**The request:**
Please write out the material below exactly as given.

**Dataset excerpts:**
○ ○ ○ ○ ○
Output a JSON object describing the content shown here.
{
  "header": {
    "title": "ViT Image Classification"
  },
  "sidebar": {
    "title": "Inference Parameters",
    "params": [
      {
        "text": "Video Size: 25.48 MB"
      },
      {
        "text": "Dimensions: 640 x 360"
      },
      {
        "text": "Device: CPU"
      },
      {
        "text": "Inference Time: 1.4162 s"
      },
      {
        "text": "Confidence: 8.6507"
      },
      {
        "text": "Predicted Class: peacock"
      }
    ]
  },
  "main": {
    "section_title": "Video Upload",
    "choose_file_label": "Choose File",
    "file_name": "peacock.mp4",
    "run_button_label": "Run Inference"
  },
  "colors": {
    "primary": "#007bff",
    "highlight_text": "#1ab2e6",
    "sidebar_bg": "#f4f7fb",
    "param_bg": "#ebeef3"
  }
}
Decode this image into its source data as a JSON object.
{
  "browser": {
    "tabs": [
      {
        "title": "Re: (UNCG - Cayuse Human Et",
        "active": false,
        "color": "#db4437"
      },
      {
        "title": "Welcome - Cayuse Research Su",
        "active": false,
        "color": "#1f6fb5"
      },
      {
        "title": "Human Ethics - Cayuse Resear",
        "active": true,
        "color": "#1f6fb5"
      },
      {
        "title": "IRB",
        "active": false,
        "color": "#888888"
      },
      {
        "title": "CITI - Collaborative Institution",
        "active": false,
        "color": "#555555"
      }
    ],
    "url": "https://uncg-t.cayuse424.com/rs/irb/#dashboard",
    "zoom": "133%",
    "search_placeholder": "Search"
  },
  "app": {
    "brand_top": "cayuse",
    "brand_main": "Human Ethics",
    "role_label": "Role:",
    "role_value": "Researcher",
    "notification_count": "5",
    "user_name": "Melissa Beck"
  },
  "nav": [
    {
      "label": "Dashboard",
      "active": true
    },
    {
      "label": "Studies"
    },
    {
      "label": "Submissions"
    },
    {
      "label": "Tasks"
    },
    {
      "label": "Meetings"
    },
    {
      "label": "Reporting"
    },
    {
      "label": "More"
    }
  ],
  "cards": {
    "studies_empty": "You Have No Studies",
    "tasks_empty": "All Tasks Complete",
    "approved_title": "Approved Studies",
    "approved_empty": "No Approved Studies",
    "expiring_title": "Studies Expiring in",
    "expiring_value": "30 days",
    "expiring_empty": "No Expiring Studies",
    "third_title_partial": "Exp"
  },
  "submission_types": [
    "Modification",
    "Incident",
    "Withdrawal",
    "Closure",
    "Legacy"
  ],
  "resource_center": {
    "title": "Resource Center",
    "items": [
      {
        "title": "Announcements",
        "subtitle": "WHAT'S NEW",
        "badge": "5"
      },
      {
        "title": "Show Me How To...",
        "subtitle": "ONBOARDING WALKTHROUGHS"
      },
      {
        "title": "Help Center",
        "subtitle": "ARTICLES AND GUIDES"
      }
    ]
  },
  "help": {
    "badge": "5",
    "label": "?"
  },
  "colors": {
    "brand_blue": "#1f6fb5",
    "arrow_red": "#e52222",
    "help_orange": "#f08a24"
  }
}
○ ○ ○ ○ ○
**Solution:**
Output a JSON object describing the content shown here.
{
  "header": {
    "title": "ViT Image Classification"
  },
  "sidebar": {
    "title": "Inference Parameters",
    "params": [
      {
        "text": "Video Size: 25.48 MB"
      },
      {
        "text": "Dimensions: 640 x 360"
      },
      {
        "text": "Device: CPU"
      },
      {
        "text": "Inference Time: 1.4162 s"
      },
      {
        "text": "Confidence: 8.6507"
      },
      {
        "text": "Predicted Class: peacock"
      }
    ]
  },
  "main": {
    "section_title": "Video Upload",
    "choose_file_label": "Choose File",
    "file_name": "peacock.mp4",
    "run_button_label": "Run Inference"
  },
  "colors": {
    "primary": "#007bff",
    "highlight_text": "#1ab2e6",
    "sidebar_bg": "#f4f7fb",
    "param_bg": "#ebeef3"
  }
}
Decode this image into its source data as a JSON object.
{
  "browser": {
    "tabs": [
      {
        "title": "Re: (UNCG - Cayuse Human Et",
        "active": false,
        "color": "#db4437"
      },
      {
        "title": "Welcome - Cayuse Research Su",
        "active": false,
        "color": "#1f6fb5"
      },
      {
        "title": "Human Ethics - Cayuse Resear",
        "active": true,
        "color": "#1f6fb5"
      },
      {
        "title": "IRB",
        "active": false,
        "color": "#888888"
      },
      {
        "title": "CITI - Collaborative Institution",
        "active": false,
        "color": "#555555"
      }
    ],
    "url": "https://uncg-t.cayuse424.com/rs/irb/#dashboard",
    "zoom": "133%",
    "search_placeholder": "Search"
  },
  "app": {
    "brand_top": "cayuse",
    "brand_main": "Human Ethics",
    "role_label": "Role:",
    "role_value": "Researcher",
    "notification_count": "5",
    "user_name": "Melissa Beck"
  },
  "nav": [
    {
      "label": "Dashboard",
      "active": true
    },
    {
      "label": "Studies"
    },
    {
      "label": "Submissions"
    },
    {
      "label": "Tasks"
    },
    {
      "label": "Meetings"
    },
    {
      "label": "Reporting"
    },
    {
      "label": "More"
    }
  ],
  "cards": {
    "studies_empty": "You Have No Studies",
    "tasks_empty": "All Tasks Complete",
    "approved_title": "Approved Studies",
    "approved_empty": "No Approved Studies",
    "expiring_title": "Studies Expiring in",
    "expiring_value": "30 days",
    "expiring_empty": "No Expiring Studies",
    "third_title_partial": "Exp"
  },
  "submission_types": [
    "Modification",
    "Incident",
    "Withdrawal",
    "Closure",
    "Legacy"
  ],
  "resource_center": {
    "title": "Resource Center",
    "items": [
      {
        "title": "Announcements",
        "subtitle": "WHAT'S NEW",
        "badge": "5"
      },
      {
        "title": "Show Me How To...",
        "subtitle": "ONBOARDING WALKTHROUGHS"
      },
      {
        "title": "Help Center",
        "subtitle": "ARTICLES AND GUIDES"
      }
    ]
  },
  "help": {
    "badge": "5",
    "label": "?"
  },
  "colors": {
    "brand_blue": "#1f6fb5",
    "arrow_red": "#e52222",
    "help_orange": "#f08a24"
  }
}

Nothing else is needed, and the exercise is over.